Copy every line of the data that contains the string "Armoured".

Items:
┌────────
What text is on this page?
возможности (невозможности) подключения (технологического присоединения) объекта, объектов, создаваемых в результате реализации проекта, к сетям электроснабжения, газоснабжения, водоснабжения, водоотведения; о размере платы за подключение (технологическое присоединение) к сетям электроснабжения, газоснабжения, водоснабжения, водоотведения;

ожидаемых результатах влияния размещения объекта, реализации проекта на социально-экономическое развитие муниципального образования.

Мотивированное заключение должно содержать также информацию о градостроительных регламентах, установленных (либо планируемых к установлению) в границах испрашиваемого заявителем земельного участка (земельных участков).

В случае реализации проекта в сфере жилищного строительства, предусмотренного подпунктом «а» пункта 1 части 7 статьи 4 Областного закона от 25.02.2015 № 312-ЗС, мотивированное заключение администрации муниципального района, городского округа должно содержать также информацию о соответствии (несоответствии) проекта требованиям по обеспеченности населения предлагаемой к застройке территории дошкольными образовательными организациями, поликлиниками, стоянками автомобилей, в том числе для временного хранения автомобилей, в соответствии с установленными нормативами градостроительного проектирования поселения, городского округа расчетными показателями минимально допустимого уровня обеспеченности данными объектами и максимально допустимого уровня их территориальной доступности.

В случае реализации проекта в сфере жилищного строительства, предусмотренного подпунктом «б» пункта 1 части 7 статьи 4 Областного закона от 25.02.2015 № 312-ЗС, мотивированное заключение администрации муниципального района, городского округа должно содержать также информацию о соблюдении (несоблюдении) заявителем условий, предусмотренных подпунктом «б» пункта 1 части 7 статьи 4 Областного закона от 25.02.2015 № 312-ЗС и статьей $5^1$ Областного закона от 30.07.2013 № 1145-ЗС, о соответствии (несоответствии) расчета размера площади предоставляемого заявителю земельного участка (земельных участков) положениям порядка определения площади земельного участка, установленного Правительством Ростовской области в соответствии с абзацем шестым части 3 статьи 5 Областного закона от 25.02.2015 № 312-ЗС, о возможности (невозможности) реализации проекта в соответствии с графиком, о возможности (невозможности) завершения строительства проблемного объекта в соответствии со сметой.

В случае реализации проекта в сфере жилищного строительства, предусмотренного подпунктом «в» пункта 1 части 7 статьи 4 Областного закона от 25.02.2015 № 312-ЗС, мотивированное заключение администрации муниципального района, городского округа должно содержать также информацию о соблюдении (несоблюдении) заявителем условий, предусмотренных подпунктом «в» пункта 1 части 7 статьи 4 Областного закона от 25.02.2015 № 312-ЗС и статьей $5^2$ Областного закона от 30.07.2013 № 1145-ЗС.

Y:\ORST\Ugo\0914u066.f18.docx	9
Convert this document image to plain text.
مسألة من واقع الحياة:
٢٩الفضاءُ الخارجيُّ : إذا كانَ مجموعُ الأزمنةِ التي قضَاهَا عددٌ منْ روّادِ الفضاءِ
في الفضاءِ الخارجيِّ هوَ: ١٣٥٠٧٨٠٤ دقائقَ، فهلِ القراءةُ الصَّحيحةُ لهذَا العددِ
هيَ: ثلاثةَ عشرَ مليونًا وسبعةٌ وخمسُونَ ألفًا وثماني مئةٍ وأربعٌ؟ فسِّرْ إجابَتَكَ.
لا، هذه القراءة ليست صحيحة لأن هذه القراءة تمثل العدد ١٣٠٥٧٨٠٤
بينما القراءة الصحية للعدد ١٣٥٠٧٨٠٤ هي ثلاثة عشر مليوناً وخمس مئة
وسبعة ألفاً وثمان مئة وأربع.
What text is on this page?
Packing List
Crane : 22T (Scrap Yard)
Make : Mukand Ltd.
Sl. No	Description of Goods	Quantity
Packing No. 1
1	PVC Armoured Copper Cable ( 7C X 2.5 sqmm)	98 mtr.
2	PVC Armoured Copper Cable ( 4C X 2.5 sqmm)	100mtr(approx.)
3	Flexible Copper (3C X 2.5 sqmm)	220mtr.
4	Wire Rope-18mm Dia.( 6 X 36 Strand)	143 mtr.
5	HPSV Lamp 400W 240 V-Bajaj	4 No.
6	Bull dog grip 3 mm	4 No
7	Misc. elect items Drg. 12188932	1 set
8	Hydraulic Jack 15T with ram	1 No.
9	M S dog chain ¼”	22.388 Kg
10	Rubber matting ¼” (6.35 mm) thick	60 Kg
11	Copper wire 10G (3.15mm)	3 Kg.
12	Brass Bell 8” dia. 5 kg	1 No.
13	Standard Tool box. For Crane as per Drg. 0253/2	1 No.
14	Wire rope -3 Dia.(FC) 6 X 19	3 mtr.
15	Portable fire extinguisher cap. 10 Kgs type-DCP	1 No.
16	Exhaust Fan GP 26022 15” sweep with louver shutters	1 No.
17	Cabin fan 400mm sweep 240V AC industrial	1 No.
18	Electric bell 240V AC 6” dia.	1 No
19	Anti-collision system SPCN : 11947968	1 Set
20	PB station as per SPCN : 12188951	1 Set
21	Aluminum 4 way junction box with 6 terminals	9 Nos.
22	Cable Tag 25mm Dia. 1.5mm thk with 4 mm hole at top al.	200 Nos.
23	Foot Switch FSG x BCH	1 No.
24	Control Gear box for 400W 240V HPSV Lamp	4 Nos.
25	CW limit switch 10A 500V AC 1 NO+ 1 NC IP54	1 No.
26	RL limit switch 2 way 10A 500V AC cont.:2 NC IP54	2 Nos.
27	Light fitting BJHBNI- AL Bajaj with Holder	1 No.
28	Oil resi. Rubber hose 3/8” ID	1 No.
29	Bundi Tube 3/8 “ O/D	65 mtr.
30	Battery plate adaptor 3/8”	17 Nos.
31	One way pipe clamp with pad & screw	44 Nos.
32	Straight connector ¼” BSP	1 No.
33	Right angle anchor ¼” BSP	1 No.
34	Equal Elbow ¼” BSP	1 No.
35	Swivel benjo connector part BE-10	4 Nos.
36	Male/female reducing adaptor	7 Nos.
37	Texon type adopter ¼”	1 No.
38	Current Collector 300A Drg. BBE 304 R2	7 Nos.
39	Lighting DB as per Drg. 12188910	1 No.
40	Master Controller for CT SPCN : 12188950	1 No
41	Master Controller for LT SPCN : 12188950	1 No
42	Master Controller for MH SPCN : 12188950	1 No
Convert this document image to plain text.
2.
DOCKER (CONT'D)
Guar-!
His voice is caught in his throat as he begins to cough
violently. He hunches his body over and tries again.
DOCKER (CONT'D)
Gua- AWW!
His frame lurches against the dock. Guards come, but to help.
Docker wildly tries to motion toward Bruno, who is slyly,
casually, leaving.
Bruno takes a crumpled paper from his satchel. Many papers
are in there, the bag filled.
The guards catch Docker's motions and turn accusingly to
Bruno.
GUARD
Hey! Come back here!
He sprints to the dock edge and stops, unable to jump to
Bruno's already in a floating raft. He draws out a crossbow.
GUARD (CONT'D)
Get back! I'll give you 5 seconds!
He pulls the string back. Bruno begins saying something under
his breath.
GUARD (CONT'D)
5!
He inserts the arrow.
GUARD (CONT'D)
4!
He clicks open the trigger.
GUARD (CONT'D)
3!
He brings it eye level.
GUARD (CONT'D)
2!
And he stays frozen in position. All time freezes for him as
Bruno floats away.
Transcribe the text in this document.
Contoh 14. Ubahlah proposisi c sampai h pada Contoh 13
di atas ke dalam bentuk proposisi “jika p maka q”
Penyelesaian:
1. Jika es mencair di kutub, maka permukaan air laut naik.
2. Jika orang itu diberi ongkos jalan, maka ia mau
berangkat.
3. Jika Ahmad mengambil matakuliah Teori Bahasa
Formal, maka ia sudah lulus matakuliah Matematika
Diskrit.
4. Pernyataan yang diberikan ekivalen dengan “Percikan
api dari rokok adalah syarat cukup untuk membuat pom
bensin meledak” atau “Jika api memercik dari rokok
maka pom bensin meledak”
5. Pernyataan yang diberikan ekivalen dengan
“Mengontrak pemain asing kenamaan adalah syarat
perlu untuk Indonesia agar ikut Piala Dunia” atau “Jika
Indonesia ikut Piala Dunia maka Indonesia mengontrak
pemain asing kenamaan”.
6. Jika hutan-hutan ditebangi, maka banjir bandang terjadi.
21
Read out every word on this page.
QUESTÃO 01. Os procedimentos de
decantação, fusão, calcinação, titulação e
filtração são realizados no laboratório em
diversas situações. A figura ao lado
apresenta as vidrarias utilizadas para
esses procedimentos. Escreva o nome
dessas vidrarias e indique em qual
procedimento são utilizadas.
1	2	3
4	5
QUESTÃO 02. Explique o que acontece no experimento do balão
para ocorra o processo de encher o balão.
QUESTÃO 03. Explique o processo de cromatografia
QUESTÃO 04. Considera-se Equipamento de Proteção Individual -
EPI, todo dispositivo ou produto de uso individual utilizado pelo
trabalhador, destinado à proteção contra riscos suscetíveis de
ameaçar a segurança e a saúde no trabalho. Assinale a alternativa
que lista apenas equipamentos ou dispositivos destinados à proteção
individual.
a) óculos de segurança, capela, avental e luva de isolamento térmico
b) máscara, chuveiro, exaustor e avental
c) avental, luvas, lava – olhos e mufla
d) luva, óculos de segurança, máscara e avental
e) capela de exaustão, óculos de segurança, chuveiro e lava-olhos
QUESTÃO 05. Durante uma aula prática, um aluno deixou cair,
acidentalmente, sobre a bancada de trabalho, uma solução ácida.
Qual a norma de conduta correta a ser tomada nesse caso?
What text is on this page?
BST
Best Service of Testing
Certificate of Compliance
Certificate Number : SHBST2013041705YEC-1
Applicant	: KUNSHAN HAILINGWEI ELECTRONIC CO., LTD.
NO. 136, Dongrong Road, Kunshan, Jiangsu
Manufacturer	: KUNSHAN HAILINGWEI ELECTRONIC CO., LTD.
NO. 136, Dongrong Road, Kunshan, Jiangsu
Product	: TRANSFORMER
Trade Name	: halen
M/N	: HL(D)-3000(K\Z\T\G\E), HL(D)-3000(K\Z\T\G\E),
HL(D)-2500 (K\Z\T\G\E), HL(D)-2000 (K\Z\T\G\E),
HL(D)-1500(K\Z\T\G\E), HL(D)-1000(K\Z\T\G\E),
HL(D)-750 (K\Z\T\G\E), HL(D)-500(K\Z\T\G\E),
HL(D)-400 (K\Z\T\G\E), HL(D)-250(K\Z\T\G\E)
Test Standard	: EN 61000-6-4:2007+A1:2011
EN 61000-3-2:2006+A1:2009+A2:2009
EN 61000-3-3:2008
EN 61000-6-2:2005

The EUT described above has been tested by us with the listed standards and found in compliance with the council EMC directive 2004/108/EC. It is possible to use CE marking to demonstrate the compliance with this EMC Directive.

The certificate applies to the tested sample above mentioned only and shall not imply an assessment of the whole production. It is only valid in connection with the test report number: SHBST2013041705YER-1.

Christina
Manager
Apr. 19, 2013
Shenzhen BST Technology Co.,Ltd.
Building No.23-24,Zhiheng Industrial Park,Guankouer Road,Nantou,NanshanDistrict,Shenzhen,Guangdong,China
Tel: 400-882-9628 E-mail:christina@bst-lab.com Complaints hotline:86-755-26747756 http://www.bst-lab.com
└────────
Solution to this exercise:
1	PVC Armoured Copper Cable ( 7C X 2.5 sqmm)	98 mtr.
2	PVC Armoured Copper Cable ( 4C X 2.5 sqmm)	100mtr(approx.)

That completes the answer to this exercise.